:: Task instructions ::
Exactly reproduce the entries, dropping any pictures from your copy.

:: Provided material ::
-- Begin --
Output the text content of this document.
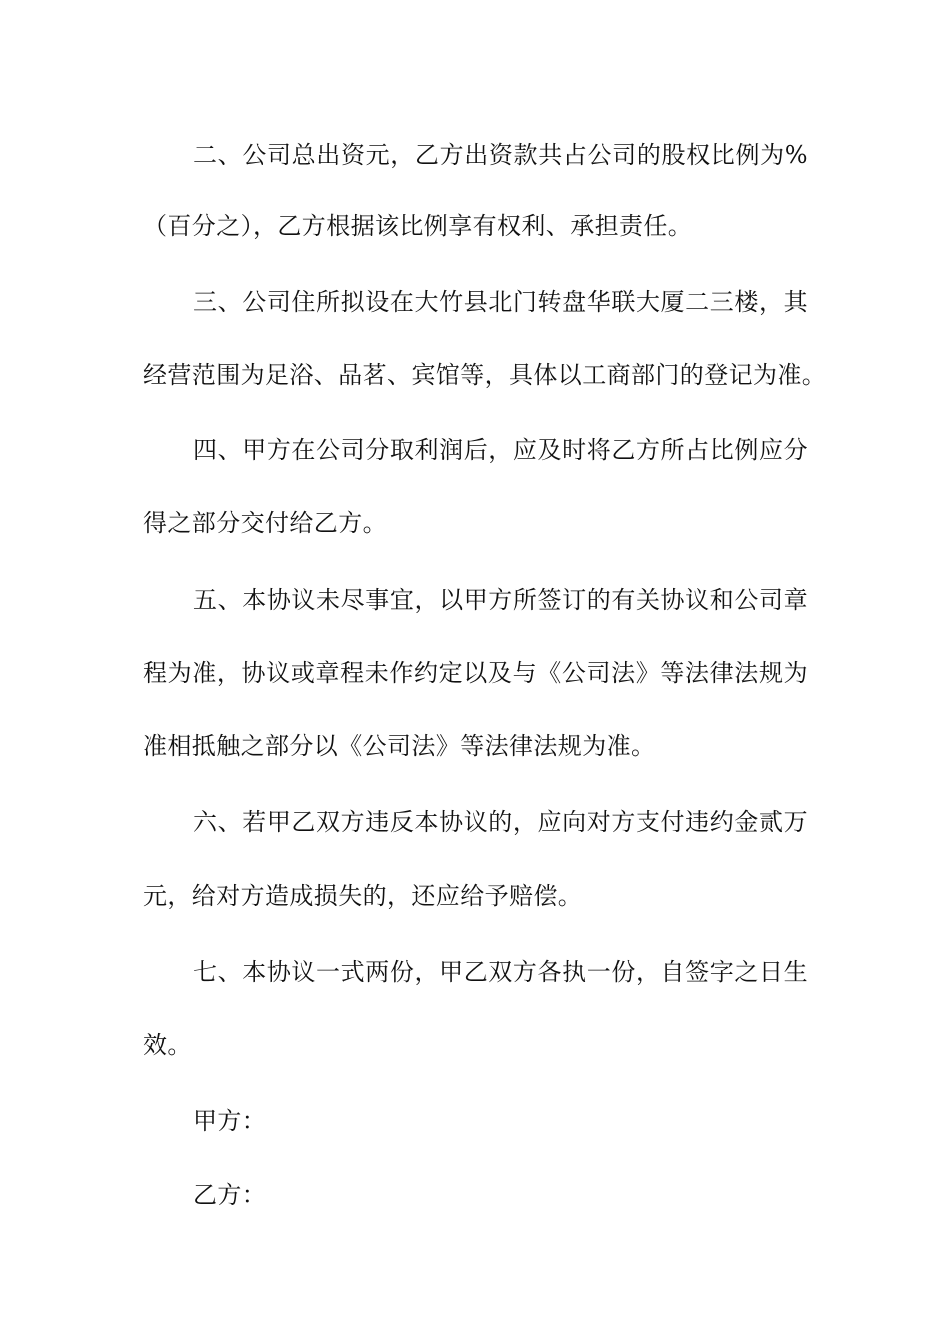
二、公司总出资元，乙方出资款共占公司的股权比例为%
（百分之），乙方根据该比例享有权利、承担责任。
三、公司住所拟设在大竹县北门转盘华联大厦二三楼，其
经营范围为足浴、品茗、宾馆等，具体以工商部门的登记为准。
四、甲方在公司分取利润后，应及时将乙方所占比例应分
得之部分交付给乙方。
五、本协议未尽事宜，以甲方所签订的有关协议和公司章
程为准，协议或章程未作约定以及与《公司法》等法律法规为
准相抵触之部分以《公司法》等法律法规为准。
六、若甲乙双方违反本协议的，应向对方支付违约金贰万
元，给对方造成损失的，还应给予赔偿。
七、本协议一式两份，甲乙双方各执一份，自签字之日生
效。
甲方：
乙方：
-- End --
:: Exercise output ::
Output the text content of this document.
二、公司总出资元，乙方出资款共占公司的股权比例为%
（百分之），乙方根据该比例享有权利、承担责任。
三、公司住所拟设在大竹县北门转盘华联大厦二三楼，其
经营范围为足浴、品茗、宾馆等，具体以工商部门的登记为准。
四、甲方在公司分取利润后，应及时将乙方所占比例应分
得之部分交付给乙方。
五、本协议未尽事宜，以甲方所签订的有关协议和公司章
程为准，协议或章程未作约定以及与《公司法》等法律法规为
准相抵触之部分以《公司法》等法律法规为准。
六、若甲乙双方违反本协议的，应向对方支付违约金贰万
元，给对方造成损失的，还应给予赔偿。
七、本协议一式两份，甲乙双方各执一份，自签字之日生
效。
甲方：
乙方：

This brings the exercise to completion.